* START *
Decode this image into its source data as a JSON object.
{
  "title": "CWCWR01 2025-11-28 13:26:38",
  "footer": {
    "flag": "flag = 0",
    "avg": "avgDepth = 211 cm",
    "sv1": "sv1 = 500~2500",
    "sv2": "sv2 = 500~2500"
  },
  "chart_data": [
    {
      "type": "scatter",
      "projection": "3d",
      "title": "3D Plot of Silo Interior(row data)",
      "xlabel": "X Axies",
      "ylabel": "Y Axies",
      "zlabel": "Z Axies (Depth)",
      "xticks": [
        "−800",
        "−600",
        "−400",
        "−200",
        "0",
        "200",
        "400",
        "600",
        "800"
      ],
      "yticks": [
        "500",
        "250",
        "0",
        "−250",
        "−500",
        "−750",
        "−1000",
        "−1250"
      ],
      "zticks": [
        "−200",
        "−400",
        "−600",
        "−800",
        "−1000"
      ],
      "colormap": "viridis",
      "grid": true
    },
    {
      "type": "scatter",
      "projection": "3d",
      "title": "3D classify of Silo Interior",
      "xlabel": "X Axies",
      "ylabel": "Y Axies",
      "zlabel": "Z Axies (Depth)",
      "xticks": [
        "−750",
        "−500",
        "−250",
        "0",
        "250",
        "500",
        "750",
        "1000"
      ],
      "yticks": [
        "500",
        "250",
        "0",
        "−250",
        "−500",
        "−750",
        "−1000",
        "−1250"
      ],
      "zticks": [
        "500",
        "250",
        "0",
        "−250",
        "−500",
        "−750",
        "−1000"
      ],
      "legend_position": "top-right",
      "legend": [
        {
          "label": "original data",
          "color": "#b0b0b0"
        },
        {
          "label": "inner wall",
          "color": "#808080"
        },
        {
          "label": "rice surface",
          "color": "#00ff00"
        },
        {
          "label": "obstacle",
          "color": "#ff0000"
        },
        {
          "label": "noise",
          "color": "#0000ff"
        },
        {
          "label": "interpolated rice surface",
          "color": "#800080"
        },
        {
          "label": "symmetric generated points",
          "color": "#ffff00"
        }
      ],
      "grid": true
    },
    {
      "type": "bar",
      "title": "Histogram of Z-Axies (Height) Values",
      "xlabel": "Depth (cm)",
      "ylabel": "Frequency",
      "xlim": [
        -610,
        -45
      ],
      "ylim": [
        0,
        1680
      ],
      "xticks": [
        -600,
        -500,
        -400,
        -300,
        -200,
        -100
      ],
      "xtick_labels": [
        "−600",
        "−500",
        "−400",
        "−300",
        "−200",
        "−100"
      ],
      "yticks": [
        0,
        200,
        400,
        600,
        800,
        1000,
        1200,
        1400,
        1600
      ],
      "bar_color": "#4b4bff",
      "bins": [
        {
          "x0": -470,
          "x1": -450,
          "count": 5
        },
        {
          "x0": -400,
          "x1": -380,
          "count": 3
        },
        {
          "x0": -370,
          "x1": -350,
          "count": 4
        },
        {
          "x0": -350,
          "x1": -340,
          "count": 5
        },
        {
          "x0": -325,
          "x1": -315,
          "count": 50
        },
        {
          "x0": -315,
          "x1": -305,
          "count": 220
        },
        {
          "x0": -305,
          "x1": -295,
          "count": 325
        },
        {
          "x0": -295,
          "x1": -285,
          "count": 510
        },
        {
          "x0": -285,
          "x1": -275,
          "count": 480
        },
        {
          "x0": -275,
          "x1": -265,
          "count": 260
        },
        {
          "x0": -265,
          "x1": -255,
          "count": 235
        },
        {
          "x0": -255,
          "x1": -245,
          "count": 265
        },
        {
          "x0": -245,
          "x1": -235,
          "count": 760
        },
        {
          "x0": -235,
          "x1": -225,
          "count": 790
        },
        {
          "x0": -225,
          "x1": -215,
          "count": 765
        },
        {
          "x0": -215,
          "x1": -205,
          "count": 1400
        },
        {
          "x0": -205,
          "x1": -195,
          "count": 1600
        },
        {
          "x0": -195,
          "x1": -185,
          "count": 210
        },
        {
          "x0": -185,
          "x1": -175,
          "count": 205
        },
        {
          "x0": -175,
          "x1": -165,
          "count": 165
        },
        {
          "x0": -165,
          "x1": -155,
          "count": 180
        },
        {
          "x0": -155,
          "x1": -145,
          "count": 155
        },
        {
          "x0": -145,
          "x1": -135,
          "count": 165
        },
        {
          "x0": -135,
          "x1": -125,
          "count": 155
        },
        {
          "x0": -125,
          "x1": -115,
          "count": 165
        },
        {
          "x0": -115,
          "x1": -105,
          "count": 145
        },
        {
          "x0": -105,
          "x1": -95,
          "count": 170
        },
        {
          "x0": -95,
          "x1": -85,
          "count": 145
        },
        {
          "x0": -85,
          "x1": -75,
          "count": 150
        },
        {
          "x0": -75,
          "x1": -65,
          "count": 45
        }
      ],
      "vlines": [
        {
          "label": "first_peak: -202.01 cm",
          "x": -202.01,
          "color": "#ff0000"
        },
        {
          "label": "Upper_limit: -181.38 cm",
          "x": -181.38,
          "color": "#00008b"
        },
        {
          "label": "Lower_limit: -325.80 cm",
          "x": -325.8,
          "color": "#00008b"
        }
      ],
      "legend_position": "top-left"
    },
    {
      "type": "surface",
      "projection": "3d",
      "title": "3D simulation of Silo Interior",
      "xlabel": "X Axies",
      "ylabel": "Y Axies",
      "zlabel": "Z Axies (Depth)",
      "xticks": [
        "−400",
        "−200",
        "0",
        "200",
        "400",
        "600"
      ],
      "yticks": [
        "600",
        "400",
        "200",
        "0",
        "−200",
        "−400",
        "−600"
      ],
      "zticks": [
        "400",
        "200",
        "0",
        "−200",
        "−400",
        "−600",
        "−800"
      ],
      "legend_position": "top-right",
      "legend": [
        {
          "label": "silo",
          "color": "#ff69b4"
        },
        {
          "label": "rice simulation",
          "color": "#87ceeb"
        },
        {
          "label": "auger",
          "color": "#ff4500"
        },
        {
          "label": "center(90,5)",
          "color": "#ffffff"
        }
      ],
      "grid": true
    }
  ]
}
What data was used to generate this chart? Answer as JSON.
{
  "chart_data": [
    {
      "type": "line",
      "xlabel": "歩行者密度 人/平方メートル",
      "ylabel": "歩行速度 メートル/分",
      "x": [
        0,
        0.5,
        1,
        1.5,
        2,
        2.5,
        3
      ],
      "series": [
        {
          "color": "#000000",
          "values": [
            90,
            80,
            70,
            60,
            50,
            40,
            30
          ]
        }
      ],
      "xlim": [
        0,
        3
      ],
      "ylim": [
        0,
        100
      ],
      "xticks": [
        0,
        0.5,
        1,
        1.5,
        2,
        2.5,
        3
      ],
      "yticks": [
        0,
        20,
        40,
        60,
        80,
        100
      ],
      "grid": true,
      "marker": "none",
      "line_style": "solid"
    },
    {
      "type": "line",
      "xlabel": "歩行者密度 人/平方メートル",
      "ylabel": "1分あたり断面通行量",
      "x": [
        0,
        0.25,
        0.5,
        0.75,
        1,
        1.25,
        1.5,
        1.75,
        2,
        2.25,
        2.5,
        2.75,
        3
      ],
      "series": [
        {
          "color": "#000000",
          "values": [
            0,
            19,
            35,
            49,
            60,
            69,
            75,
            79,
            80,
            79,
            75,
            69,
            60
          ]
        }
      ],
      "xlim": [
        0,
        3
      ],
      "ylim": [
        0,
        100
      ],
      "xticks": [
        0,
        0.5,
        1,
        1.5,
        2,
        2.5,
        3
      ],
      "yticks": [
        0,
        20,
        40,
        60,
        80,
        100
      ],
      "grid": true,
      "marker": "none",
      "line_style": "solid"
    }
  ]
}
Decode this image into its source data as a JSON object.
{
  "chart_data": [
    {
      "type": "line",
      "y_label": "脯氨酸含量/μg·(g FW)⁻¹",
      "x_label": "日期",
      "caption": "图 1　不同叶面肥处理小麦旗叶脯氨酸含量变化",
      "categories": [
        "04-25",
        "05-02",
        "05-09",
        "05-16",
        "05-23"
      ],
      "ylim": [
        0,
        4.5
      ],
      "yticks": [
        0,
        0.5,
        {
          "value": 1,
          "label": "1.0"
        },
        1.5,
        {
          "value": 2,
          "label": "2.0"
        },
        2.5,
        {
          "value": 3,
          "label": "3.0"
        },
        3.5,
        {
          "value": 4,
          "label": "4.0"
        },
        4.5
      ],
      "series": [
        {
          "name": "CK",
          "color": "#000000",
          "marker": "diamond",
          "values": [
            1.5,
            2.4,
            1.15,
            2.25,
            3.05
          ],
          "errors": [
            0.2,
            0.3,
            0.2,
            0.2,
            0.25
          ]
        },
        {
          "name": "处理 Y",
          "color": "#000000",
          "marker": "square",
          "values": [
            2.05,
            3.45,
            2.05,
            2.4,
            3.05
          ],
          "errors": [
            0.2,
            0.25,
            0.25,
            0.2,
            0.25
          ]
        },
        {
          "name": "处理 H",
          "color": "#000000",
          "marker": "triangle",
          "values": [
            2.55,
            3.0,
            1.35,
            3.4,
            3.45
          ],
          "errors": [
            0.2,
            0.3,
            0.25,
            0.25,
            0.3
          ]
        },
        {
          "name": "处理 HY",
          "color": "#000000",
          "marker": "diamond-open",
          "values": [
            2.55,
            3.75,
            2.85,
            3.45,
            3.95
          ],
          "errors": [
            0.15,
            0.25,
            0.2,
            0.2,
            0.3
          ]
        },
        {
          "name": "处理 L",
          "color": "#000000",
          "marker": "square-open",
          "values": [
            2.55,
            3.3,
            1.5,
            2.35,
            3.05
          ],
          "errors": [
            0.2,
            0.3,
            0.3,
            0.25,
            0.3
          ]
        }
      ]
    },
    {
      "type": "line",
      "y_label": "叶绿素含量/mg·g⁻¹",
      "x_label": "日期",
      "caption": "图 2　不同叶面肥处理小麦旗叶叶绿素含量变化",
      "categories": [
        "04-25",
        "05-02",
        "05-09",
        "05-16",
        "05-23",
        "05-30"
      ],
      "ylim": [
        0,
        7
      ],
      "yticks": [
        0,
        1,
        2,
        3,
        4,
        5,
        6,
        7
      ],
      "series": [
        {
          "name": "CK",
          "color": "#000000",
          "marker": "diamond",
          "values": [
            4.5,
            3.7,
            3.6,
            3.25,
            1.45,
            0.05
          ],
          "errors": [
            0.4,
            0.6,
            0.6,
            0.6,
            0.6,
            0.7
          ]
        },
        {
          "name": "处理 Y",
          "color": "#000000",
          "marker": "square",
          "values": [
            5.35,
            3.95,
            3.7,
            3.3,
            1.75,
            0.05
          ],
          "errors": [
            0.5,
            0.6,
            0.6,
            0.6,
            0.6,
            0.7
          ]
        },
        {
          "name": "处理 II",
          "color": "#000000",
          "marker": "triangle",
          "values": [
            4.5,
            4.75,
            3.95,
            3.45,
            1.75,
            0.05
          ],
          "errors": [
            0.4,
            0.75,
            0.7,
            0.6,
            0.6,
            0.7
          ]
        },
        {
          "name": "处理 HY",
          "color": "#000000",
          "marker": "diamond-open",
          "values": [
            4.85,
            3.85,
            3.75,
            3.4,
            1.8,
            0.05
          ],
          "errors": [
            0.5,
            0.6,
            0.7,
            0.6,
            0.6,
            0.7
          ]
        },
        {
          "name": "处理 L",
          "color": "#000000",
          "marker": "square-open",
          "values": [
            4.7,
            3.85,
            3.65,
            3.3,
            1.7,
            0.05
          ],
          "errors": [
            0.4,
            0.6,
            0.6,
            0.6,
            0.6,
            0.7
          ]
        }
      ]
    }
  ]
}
* END *
» Aim:
From the records above, pull out every line containing the word "title".

» Solution to the exercise:
  "title": "CWCWR01 2025-11-28 13:26:38",
      "title": "3D Plot of Silo Interior(row data)",
      "title": "3D classify of Silo Interior",
      "title": "Histogram of Z-Axies (Height) Values",
      "title": "3D simulation of Silo Interior",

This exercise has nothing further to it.